**Selected text**
☆ ☆ ☆ ☆

Engineering Plastics 101: Which is Best for Your Project?
Engineering plastics are the bridge between standard plastics and high temperature plastics. While they have better mechanical strength and thermal resistance than commodity plastics (such as PVC), they’re not as sophisticated or as costly to produce as high temperature plastics.
Engineering plastics have attributes that enable them to perform for extended periods in situations where there is mechanical stress, a variety of temperatures and a harsh physical environment. Because of these benefits, they are often used in many custom plastic creations and designs.
They are confirmed to perform at the range of 100°C to 150°C. Comparatively, high-temperature plastics can be manufactured to reach temperatures up to 260°C
While the term engineering is broad in scope, in plastic manufacturing, it includes the following plastics: polyamides, polycarbonates, polyacetals, modified polyphenylene ethers and thermoplastic polyesters. It’s thought that the term ‘engineering plastics’ originated when manufacturers began replacing metal parts in engineering applications successfully with plastic substitutes.
Why Use Engineering Plastics?
There is an engineering plastic to suit nearly all custom plastic designs. The benefits of engineering plastics include:
- High chemical resistance
- Strong wear resistance
- Very good mechanical characteristics
- Superior machinability
- Dimensional stability
- Higher fire retardancy
- Ability to hold tight tolerances and complex geometries.
Engineering plastics are gradually replacing traditional materials, such as wood and metal, in projects and designs. They offer a much cheaper and easier manufacturing option with a superior weight-to-strength ratio. Particularly when it’s a custom plastic design in an untraditional shape.
But which engineering plastic is best for your next custom plastic creation?
What Are the Best Engineering Plastics?
Commonly known as acetal, POM is a versatile, semi-crystalline engineering plastic often used to create complex custom plastic creations.

☆ ☆ ☆ ☆

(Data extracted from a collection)
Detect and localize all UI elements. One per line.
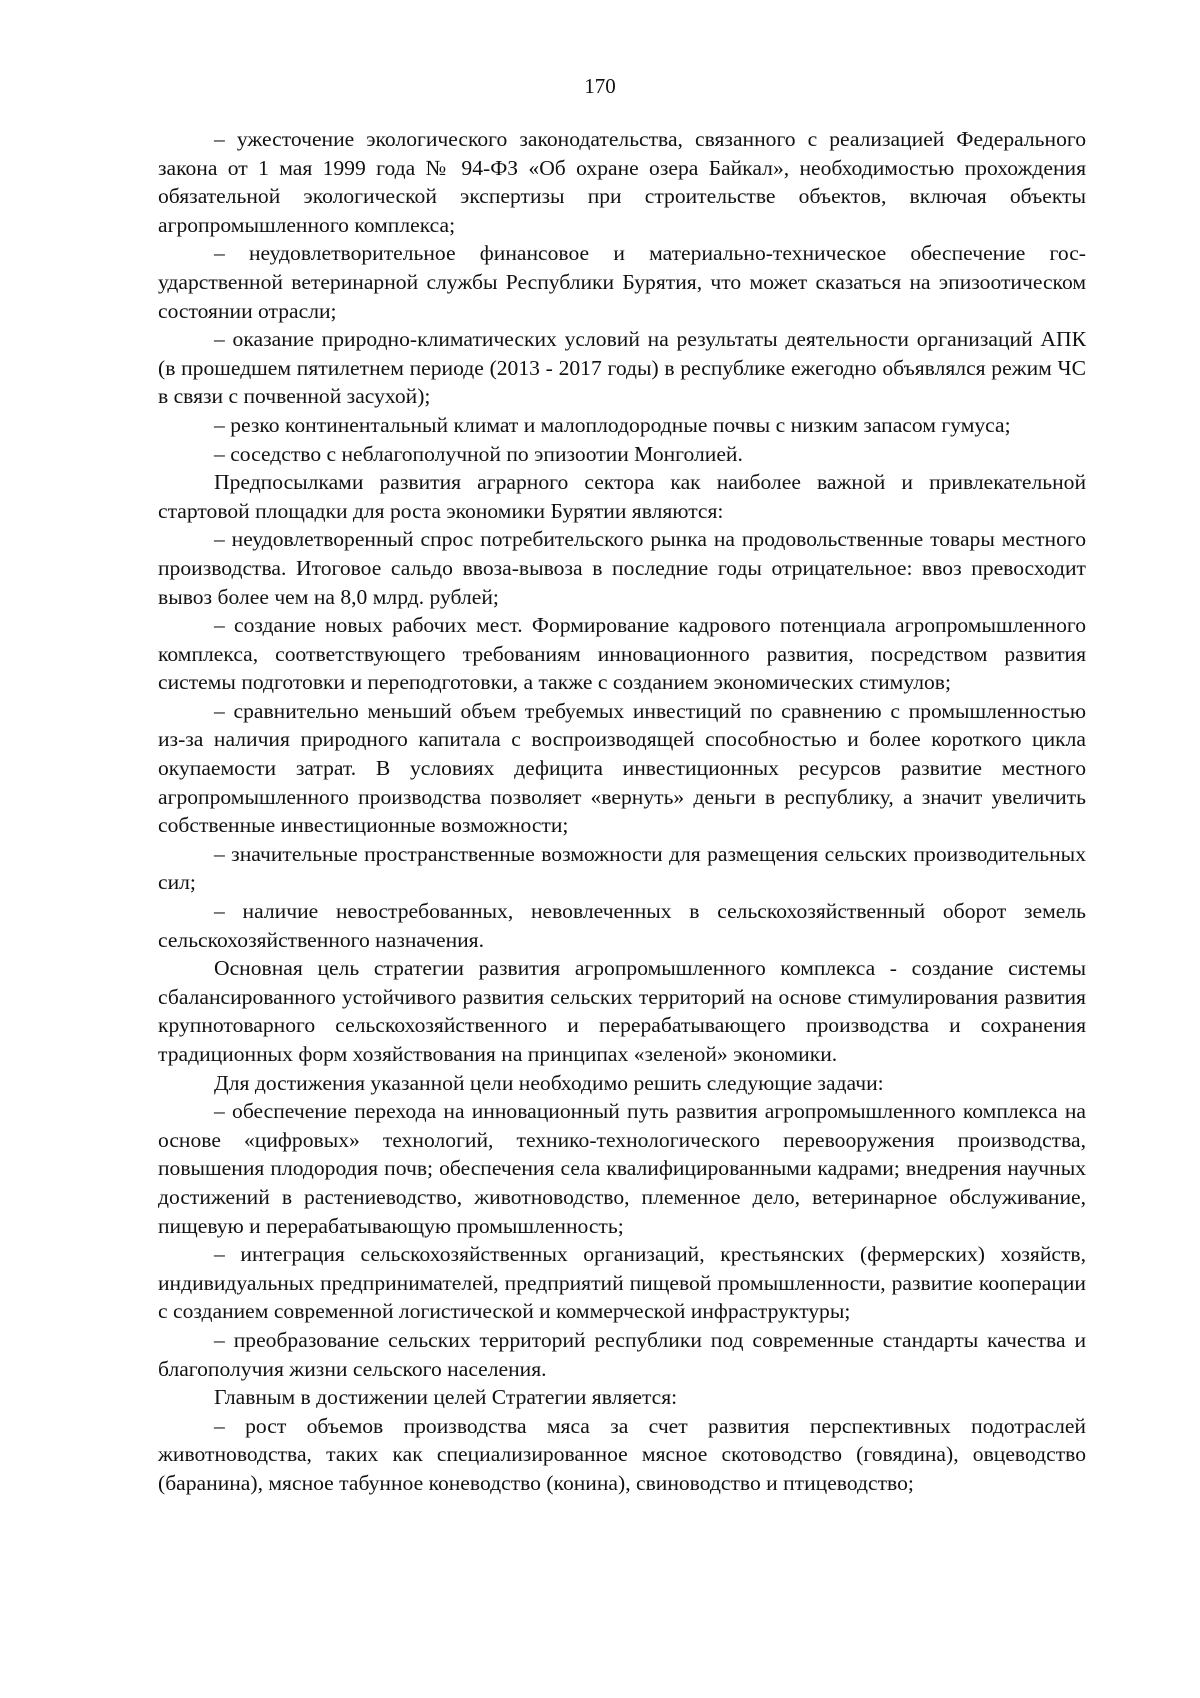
paragraph-12: Основная цель стратегии развития агропромышленного комплекса - создание системы сбалансированного устойчивого развития сельских территорий на основе стимулирования развития крупнотоварного сельскохозяйственного и перерабатывающего производства и сохранения традиционных форм хозяйствования на принципах «зеленой» экономики. — [158, 956, 1086, 1066]
paragraph-18: – рост объемов производства мяса за счет развития перспективных подотраслей животноводства, таких как специализированное мясное скотоводство (говядина), овцеводство (баранина), мясное табунное коневодство (конина), свиноводство и птицеводство; — [158, 1413, 1086, 1495]
paragraph-13: Для достижения указанной цели необходимо решить следующие задачи: — [214, 1070, 884, 1095]
paragraph-1: – ужесточение экологического законодательства, связанного с реализацией Федерального закона от 1 мая 1999 года № 94-ФЗ «Об охране озера Байкал», необходимостью прохождения обязательной экологической экспертизы при строительстве объектов, включая объекты агропромышленного комплекса; — [158, 127, 1086, 237]
paragraph-3: – оказание природно-климатических условий на результаты деятельности организаций АПК (в прошедшем пятилетнем периоде (2013 - 2017 годы) в республике ежегодно объявлялся режим ЧС в связи с почвенной засухой); — [158, 327, 1086, 409]
paragraph-9: – сравнительно меньший объем требуемых инвестиций по сравнению с промышленностью из-за наличия природного капитала с воспроизводящей способностью и более короткого цикла окупаемости затрат. В условиях дефицита инвестиционных ресурсов развитие местного агропромышленного производства позволяет «вернуть» деньги в республику, а значит увеличить собственные инвестиционные возможности; — [158, 698, 1086, 838]
page-number: 170 — [584, 74, 616, 98]
paragraph-4: – резко континентальный климат и малоплодородные почвы с низким запасом гумуса; — [214, 412, 1011, 437]
document-body — [158, 125, 1086, 1498]
paragraph-10: – значительные пространственные возможности для размещения сельских производительных сил; — [158, 841, 1086, 895]
paragraph-11: – наличие невостребованных, невовлеченных в сельскохозяйственный оборот земель сельскохозяйственного назначения. — [158, 899, 1086, 952]
paragraph-16: – преобразование сельских территорий республики под современные стандарты качества и благополучия жизни сельского населения. — [158, 1327, 1086, 1381]
paragraph-7: – неудовлетворенный спрос потребительского рынка на продовольственные товары местного производства. Итоговое сальдо ввоза-вывоза в последние годы отрицательное: ввоз превосходит вывоз более чем на 8,0 млрд. рублей; — [158, 527, 1086, 609]
paragraph-2: – неудовлетворительное финансовое и материально-техническое обеспечение государственной ветеринарной службы Республики Бурятия, что может сказаться на эпизоотическом состоянии отрасли; — [158, 241, 1086, 323]
paragraph-5: – соседство с неблагополучной по эпизоотии Монголией. — [214, 441, 743, 466]
paragraph-6: Предпосылками развития аграрного сектора как наиболее важной и привлекательной стартовой площадки для роста экономики Бурятии являются: — [158, 470, 1086, 523]
paragraph-17: Главным в достижении целей Стратегии является: — [214, 1385, 678, 1410]
paragraph-8: – создание новых рабочих мест. Формирование кадрового потенциала агропромышленного комплекса, соответствующего требованиям инновационного развития, посредством развития системы подготовки и переподготовки, а также с созданием экономических стимулов; — [158, 613, 1086, 695]
paragraph-15: – интеграция сельскохозяйственных организаций, крестьянских (фермерских) хозяйств, индивидуальных предпринимателей, предприятий пищевой промышленности, развитие кооперации с созданием современной логистической и коммерческой инфраструктуры; — [158, 1242, 1086, 1324]
paragraph-14: – обеспечение перехода на инновационный путь развития агропромышленного комплекса на основе «цифровых» технологий, технико-технологического перевооружения производства, повышения плодородия почв; обеспечения села квалифицированными кадрами; внедрения научных достижений в растениеводство, животноводство, племенное дело, ветеринарное обслуживание, пищевую и перерабатывающую промышленность; — [158, 1099, 1086, 1238]
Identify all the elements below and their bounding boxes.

☆ ☆ ☆ ☆

**Set exercise**
According to the engineering plastics article, within what temperature range are engineering plastics confirmed to perform?

**Correct response**
From 100°C to 150°C.